Reproduce each line from the records that holds "Anomaly".
··· Supplied data ···
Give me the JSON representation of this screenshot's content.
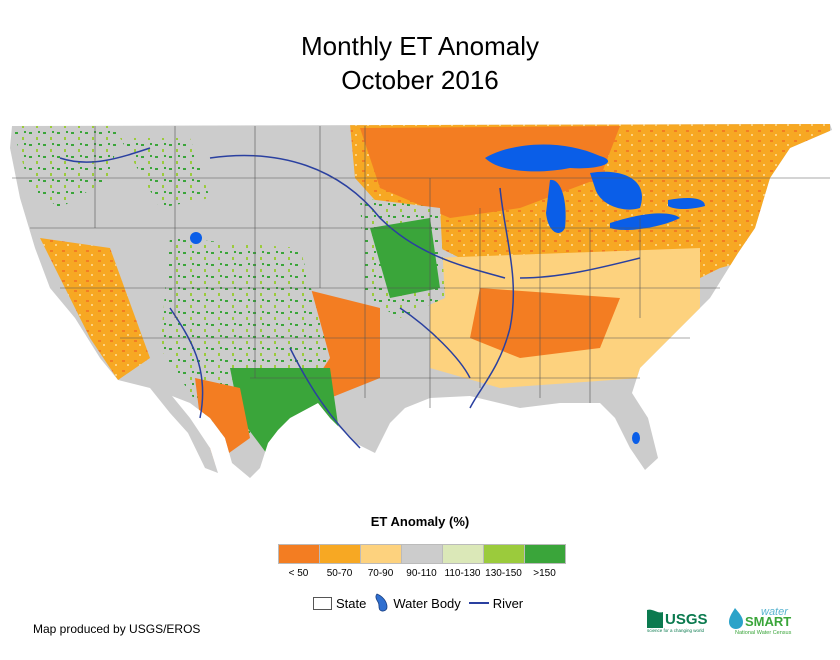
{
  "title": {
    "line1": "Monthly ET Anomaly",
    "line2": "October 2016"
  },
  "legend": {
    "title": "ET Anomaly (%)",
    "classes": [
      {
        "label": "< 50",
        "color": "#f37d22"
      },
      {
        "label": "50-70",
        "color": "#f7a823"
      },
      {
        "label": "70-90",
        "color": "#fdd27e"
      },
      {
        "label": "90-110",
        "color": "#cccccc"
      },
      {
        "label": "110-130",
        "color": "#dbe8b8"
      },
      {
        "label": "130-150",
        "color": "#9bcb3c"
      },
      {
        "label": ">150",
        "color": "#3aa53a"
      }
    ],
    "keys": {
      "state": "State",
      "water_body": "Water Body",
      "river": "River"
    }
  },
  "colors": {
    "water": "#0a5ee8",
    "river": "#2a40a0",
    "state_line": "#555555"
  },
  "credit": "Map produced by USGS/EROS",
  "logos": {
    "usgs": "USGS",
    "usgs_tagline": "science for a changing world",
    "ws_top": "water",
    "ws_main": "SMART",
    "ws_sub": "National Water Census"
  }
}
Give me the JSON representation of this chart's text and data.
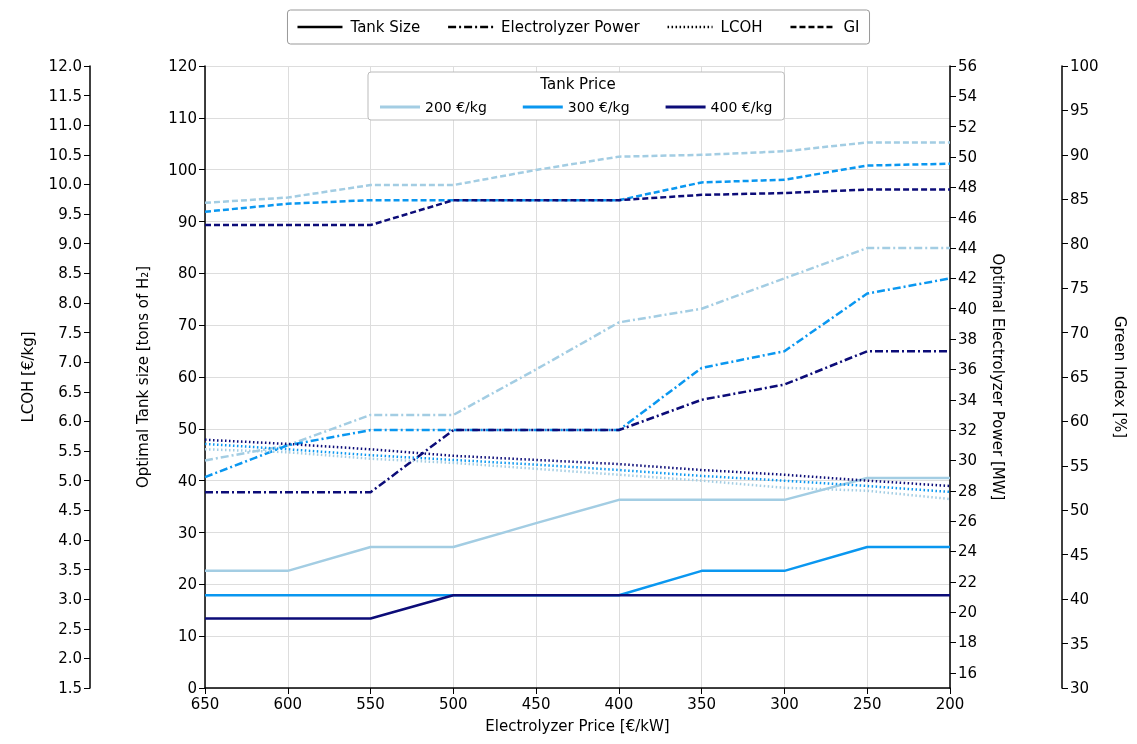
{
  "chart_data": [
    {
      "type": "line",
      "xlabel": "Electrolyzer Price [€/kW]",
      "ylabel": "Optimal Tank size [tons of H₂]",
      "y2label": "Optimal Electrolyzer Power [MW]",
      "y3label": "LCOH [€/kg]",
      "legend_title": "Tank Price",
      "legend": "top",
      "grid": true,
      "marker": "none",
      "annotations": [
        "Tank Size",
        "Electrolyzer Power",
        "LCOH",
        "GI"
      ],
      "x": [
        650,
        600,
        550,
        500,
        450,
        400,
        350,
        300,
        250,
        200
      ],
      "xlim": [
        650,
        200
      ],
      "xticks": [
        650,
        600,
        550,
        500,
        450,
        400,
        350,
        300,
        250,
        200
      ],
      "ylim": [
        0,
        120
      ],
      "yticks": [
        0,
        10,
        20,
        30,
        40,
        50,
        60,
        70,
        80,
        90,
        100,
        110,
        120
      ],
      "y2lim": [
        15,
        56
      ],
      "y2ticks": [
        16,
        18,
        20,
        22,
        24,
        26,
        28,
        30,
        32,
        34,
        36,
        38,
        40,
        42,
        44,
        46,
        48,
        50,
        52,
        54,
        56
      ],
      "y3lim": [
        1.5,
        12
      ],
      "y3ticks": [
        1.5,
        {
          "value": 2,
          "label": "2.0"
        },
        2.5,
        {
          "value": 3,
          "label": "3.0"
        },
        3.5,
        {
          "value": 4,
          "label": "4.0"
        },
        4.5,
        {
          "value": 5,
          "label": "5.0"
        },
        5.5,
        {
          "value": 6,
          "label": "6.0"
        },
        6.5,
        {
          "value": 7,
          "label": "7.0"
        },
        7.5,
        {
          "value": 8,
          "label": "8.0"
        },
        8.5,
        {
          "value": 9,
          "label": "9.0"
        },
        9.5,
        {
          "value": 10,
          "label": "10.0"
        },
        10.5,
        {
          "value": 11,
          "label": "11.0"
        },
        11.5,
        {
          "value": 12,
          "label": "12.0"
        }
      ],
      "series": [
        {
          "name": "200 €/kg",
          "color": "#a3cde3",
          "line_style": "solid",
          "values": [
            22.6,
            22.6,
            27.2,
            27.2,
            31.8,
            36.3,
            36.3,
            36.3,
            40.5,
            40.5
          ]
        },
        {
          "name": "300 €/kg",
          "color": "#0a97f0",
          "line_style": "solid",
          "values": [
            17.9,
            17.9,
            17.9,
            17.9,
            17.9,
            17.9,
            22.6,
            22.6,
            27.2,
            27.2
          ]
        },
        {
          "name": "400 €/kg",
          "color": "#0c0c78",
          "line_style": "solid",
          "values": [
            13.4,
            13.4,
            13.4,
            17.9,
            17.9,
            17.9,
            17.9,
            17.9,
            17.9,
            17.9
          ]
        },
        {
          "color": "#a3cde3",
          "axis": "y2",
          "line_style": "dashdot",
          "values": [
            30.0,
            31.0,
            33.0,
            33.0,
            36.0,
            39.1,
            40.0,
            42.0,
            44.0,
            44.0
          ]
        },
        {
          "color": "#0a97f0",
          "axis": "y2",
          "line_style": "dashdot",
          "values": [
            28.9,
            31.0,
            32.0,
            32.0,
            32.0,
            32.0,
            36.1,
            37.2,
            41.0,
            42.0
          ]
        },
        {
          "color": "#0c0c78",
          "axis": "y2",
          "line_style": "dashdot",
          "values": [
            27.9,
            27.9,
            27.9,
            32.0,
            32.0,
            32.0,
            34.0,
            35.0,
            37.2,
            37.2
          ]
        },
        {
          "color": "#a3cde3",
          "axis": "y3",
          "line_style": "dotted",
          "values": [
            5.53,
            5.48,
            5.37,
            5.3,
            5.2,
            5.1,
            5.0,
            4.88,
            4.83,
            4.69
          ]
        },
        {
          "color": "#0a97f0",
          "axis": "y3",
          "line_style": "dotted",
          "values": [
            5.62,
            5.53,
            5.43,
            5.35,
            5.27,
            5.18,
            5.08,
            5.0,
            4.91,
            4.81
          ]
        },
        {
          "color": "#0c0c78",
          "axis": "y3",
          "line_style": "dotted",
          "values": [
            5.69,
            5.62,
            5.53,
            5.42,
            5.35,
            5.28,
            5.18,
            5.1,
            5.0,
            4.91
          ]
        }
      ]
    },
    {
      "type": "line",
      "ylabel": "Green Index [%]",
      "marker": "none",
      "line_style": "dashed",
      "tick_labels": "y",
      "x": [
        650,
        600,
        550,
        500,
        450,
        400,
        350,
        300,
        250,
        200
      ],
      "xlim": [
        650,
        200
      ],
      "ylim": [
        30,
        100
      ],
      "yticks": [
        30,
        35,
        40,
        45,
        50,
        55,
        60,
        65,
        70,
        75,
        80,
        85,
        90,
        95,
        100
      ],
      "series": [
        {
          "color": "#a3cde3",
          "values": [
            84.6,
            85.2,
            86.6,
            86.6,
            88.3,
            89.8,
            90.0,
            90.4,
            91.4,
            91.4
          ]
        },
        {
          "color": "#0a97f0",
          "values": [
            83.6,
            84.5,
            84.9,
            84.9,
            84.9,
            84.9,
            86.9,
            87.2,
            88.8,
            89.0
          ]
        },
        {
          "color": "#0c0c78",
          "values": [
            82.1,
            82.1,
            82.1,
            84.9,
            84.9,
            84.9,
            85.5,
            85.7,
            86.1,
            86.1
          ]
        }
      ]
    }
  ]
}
···
··· Supplied data ···
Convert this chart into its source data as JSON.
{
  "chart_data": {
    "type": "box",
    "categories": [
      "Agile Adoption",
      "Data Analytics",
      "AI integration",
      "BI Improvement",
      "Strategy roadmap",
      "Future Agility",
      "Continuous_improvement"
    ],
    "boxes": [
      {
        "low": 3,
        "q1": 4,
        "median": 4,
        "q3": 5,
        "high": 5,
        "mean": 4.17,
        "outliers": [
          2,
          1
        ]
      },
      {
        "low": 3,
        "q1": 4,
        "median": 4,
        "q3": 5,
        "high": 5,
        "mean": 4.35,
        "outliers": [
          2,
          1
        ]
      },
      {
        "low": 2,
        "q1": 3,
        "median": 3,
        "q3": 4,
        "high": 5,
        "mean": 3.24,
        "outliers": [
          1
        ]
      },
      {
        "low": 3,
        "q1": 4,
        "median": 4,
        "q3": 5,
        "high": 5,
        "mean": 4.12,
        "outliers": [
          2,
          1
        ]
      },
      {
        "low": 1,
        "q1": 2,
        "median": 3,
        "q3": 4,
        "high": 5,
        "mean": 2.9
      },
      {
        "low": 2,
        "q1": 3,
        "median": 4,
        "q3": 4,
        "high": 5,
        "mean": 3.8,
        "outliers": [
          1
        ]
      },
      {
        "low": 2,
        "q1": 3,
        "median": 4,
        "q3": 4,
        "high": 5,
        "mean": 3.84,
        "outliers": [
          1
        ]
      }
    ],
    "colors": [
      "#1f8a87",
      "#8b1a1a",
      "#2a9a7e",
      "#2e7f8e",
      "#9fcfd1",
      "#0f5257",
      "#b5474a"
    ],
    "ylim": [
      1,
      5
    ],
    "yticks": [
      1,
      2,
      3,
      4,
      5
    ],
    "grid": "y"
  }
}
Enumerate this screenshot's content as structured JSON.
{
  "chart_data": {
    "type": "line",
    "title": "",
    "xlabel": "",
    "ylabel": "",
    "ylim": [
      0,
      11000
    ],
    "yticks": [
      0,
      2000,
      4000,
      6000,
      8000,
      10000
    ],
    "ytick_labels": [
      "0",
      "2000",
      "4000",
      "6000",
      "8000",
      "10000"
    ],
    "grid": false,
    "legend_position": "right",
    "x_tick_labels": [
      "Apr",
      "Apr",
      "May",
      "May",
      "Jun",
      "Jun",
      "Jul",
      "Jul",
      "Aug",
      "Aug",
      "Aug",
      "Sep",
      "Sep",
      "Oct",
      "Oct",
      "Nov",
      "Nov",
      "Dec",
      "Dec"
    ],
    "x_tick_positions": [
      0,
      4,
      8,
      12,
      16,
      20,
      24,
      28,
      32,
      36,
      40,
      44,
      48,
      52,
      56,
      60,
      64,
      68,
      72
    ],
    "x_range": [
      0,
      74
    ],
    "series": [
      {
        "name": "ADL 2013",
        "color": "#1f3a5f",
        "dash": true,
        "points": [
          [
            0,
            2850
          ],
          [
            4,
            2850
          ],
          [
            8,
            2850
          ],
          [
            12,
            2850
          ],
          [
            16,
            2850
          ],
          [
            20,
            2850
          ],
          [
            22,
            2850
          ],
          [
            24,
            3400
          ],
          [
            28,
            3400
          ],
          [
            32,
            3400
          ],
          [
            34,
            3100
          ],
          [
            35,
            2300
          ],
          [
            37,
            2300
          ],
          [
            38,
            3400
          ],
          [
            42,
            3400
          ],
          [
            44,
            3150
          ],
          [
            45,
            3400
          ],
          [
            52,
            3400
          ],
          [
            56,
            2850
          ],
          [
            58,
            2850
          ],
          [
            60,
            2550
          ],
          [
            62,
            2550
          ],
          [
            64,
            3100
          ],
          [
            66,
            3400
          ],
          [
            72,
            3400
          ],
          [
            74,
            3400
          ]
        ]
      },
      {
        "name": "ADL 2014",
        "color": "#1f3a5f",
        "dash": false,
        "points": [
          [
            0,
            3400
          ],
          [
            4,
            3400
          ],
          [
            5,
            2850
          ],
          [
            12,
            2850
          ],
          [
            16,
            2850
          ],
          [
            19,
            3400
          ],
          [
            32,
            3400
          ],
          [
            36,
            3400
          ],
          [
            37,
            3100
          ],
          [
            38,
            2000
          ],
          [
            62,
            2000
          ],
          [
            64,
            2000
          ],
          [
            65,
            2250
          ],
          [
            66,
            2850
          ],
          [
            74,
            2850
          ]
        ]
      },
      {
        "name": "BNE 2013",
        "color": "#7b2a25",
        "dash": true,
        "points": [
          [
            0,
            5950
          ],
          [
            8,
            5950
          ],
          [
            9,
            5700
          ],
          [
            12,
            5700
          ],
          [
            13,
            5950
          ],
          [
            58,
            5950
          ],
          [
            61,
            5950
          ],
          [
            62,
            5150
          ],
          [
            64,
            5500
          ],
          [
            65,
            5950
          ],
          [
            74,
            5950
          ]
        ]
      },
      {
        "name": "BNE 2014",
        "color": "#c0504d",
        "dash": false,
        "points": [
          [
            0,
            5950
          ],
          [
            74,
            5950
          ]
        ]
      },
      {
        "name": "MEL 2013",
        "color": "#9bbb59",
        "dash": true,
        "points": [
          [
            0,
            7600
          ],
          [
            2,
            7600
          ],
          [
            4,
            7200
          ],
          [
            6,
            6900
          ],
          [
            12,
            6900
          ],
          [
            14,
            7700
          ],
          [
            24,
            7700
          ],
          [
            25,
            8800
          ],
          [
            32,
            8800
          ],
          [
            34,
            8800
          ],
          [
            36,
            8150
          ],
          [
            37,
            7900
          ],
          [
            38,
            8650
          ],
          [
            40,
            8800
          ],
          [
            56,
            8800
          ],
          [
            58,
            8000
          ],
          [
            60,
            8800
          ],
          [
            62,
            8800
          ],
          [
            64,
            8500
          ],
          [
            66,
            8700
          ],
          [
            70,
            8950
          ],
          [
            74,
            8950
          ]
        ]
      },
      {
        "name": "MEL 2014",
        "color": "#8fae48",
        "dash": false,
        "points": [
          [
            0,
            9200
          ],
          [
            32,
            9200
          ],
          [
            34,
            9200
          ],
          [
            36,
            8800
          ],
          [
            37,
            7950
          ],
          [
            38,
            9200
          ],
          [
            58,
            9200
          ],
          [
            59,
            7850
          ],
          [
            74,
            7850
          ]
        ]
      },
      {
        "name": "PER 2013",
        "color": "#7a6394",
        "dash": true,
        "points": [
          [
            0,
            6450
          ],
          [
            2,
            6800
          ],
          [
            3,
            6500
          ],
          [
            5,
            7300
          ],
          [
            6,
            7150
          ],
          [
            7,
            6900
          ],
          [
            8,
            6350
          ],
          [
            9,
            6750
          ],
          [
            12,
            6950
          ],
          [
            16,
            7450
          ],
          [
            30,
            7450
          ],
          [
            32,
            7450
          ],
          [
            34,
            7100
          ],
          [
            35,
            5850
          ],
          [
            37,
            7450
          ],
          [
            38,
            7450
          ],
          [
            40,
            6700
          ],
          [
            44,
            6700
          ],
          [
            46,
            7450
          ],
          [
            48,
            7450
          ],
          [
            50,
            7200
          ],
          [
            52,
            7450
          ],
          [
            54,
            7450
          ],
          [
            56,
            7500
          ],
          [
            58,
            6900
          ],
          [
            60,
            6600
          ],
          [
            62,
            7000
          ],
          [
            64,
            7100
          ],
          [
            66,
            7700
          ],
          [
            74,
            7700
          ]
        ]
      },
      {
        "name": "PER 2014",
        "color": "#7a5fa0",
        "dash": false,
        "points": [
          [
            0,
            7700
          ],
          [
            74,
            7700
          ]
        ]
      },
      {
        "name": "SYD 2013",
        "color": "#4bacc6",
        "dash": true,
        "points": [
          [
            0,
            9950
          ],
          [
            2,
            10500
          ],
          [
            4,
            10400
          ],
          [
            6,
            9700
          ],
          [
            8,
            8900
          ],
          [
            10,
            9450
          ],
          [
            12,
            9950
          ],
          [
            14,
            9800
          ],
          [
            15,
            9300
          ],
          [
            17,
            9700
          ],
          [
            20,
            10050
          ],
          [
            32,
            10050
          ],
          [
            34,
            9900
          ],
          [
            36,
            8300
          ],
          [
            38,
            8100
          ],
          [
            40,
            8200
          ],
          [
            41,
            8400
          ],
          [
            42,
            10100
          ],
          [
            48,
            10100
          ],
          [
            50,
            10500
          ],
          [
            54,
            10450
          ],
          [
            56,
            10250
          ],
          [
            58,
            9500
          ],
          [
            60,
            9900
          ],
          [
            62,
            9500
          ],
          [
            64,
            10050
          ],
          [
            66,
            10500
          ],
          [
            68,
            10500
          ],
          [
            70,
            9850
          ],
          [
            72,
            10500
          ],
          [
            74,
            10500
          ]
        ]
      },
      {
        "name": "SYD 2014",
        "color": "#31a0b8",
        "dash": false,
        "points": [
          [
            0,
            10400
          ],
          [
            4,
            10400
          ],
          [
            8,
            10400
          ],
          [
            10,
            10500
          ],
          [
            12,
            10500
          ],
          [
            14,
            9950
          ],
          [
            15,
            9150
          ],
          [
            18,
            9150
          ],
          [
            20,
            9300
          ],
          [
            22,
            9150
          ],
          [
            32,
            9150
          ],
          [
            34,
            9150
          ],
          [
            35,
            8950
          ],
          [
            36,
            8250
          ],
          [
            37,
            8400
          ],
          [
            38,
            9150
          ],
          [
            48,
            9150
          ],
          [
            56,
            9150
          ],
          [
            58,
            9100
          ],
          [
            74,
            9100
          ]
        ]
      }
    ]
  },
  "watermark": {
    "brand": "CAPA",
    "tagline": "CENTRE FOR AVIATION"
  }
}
···
■ **Task answer**:
    "line1": "Monthly ET Anomaly",
    "title": "ET Anomaly (%)",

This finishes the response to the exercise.